§ Task to carry out: Look through the records below and copy each line that includes the word "titer".

BEGIN Data to process

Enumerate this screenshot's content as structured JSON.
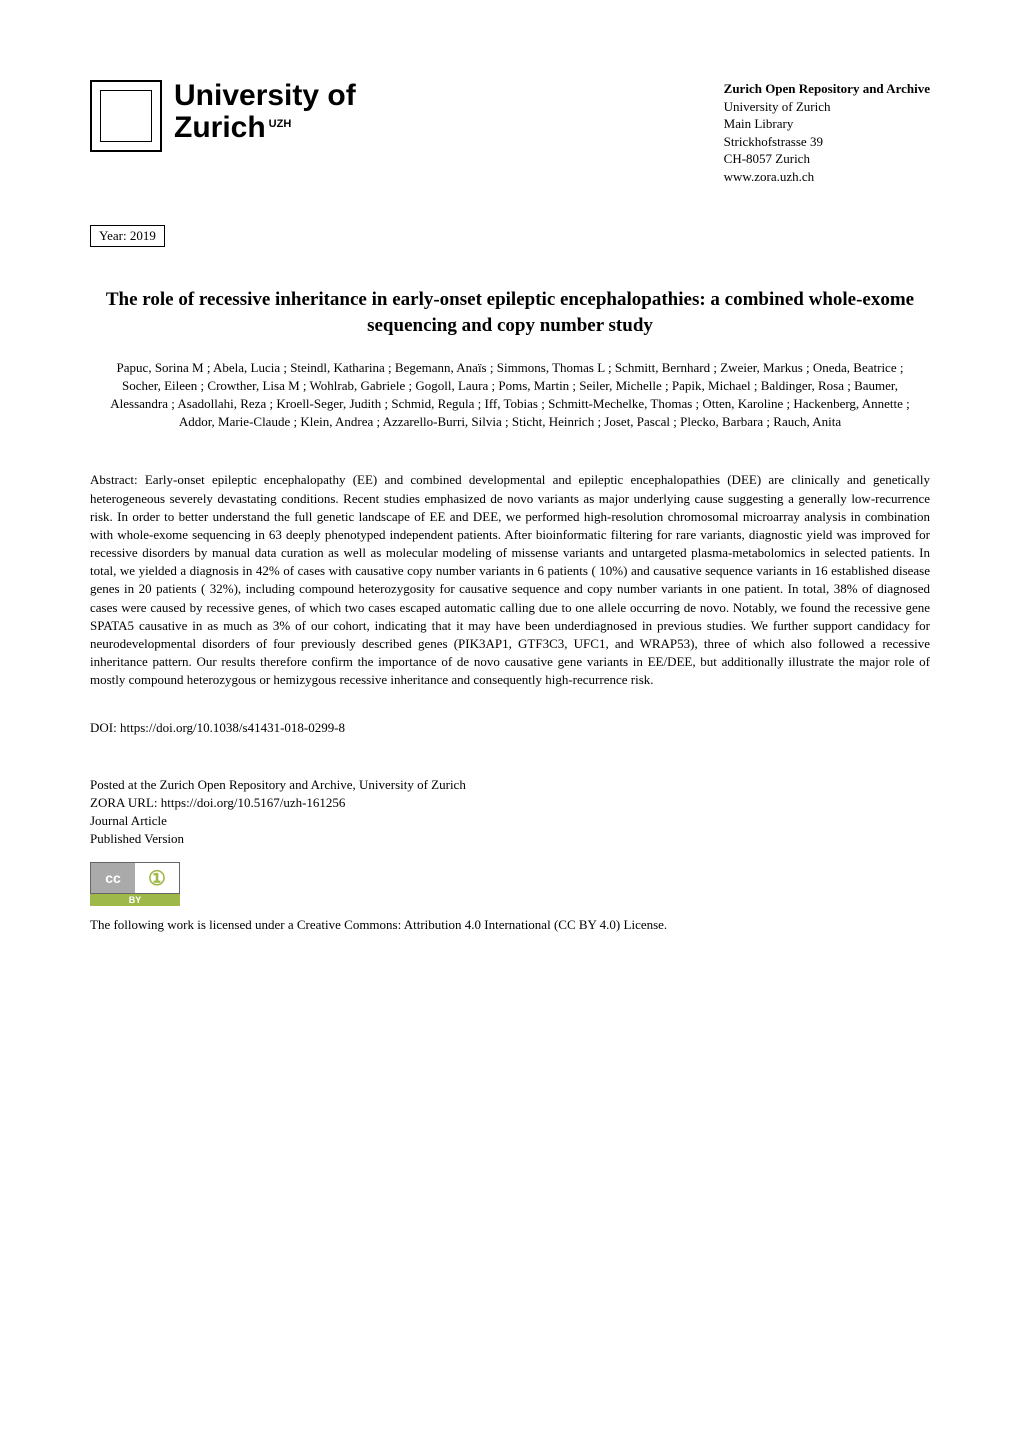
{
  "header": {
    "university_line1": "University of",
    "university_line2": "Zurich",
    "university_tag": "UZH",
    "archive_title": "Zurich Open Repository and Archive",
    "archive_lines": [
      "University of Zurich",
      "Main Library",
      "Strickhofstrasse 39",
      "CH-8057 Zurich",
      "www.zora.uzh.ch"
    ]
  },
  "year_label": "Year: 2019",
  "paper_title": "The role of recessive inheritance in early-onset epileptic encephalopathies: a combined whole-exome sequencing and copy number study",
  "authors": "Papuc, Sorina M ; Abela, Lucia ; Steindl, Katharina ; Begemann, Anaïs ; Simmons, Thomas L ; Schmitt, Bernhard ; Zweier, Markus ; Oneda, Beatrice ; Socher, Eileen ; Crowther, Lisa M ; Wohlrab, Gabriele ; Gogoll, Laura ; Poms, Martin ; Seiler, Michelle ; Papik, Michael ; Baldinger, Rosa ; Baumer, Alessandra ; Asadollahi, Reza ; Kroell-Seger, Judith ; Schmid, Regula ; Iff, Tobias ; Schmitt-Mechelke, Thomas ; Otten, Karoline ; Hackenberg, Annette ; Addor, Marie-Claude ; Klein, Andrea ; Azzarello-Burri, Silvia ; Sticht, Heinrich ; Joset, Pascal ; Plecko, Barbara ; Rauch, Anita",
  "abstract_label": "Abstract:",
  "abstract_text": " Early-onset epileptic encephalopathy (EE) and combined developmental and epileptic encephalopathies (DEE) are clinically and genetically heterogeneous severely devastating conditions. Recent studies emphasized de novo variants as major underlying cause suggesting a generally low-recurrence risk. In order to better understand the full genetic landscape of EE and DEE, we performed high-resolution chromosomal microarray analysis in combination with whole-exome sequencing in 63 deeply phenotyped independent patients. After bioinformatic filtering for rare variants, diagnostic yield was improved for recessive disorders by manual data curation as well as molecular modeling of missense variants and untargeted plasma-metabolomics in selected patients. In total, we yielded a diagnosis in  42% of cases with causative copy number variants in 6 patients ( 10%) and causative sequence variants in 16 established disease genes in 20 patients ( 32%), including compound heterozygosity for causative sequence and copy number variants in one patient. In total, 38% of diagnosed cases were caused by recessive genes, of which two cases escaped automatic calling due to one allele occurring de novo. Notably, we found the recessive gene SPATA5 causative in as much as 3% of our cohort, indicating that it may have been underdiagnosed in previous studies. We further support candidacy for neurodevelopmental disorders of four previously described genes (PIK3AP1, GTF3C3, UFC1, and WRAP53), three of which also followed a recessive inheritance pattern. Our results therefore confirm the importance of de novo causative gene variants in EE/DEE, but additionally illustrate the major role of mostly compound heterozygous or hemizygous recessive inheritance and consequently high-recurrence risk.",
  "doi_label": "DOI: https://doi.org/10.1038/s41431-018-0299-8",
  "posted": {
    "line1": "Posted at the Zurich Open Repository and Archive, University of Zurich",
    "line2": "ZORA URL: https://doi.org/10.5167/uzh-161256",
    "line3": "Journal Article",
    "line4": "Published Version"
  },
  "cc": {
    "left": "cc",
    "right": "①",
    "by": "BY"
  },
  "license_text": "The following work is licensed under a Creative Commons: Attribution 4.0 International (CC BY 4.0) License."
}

END Data to process
BEGIN Data to process

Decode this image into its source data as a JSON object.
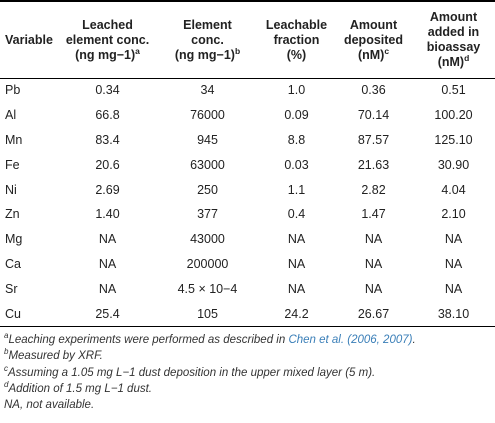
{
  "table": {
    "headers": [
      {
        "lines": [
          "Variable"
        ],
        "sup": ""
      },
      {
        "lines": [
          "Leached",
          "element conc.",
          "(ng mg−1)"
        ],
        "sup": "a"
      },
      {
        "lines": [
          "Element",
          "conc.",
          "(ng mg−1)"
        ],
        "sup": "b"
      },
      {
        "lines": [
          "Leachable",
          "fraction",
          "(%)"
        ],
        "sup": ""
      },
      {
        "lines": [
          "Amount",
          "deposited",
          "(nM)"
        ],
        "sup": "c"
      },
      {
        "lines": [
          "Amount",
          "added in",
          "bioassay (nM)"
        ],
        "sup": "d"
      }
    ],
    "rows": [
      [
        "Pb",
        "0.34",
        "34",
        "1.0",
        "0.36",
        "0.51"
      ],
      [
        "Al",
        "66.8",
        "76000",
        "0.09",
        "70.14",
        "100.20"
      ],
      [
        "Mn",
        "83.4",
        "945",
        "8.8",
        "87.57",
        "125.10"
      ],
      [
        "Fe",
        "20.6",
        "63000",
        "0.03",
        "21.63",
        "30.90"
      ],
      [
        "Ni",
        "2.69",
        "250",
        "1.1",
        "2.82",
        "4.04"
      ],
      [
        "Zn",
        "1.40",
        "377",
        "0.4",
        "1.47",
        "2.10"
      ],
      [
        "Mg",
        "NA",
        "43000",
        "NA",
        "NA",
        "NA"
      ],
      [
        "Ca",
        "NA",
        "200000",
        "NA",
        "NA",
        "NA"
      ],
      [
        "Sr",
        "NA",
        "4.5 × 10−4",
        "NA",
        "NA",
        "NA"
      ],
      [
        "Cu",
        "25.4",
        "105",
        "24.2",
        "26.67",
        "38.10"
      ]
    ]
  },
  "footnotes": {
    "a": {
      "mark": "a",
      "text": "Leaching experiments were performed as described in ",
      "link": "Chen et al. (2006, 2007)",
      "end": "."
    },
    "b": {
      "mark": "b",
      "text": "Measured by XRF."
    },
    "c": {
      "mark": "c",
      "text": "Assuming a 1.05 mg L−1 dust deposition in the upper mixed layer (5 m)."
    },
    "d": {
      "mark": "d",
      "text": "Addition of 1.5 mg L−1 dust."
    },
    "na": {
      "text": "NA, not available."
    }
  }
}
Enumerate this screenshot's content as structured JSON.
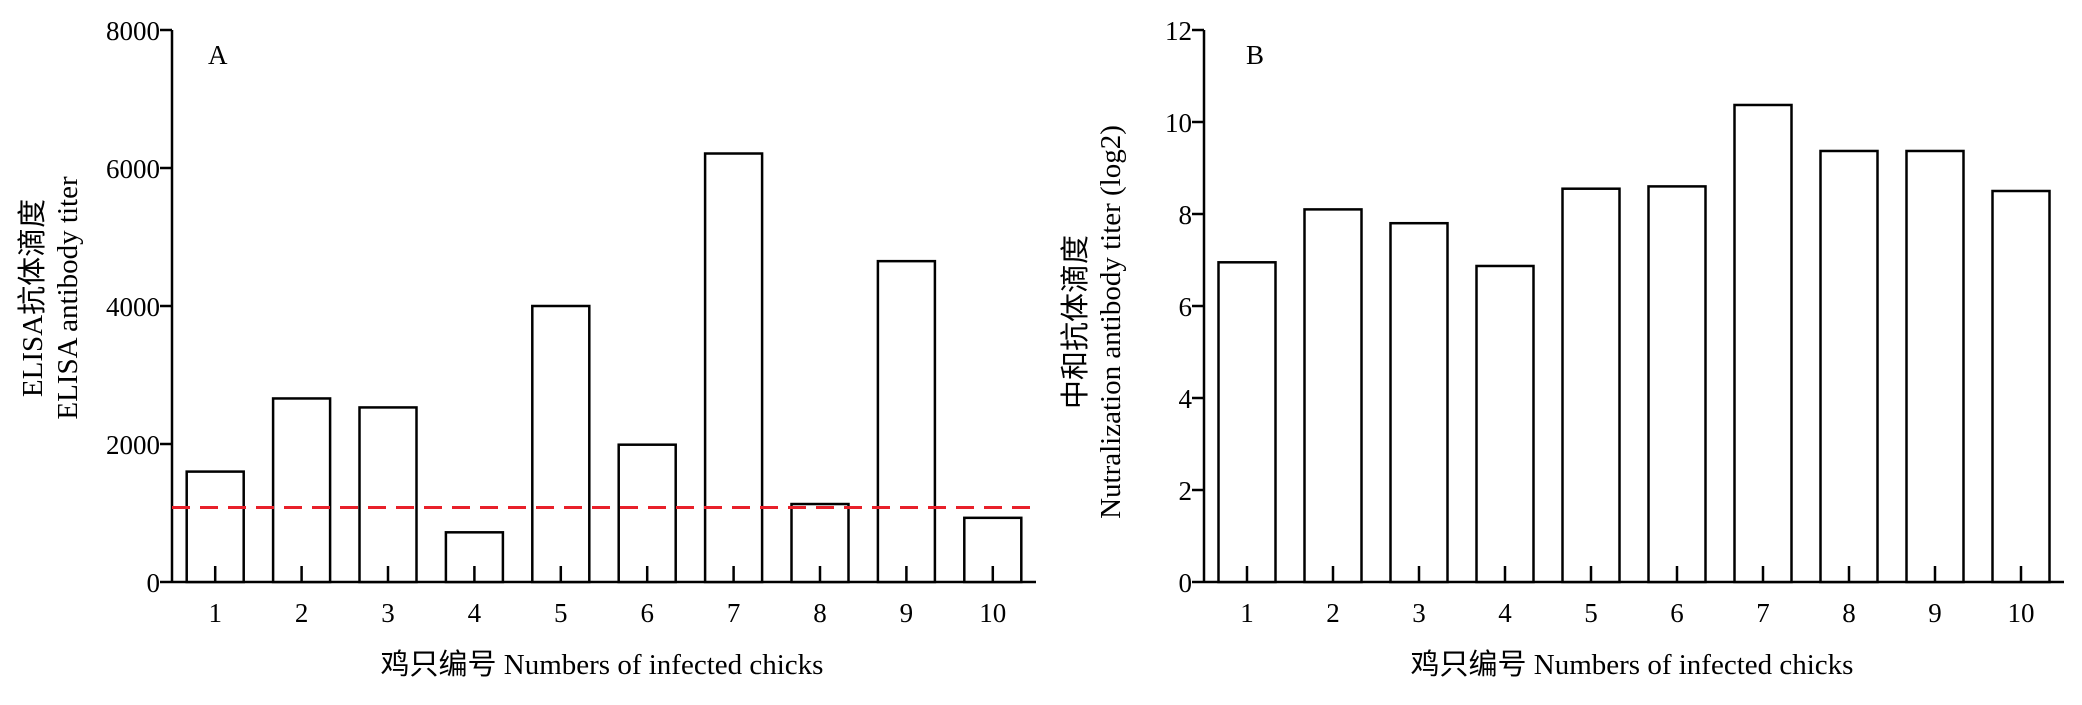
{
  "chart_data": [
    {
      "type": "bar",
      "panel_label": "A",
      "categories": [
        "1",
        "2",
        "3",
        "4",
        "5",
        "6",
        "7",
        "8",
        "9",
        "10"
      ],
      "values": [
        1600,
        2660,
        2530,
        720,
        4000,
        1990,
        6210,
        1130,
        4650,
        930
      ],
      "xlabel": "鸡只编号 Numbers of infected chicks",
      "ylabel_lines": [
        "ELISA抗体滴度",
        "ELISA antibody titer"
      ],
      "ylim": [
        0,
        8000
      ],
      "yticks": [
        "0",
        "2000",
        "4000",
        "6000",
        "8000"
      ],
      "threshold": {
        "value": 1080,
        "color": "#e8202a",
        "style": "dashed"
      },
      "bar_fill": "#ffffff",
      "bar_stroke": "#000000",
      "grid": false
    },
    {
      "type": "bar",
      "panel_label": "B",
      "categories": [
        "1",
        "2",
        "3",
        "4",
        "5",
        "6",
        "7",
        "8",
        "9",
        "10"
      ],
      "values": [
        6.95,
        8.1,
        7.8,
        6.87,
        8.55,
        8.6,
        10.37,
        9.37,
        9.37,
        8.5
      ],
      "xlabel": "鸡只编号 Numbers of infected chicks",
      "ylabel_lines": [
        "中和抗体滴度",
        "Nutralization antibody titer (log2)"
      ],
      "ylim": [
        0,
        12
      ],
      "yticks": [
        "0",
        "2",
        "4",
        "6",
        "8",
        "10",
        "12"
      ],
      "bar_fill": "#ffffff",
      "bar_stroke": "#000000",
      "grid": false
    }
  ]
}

END Data to process

§ Answer section:
        "ELISA antibody titer"
        "Nutralization antibody titer (log2)"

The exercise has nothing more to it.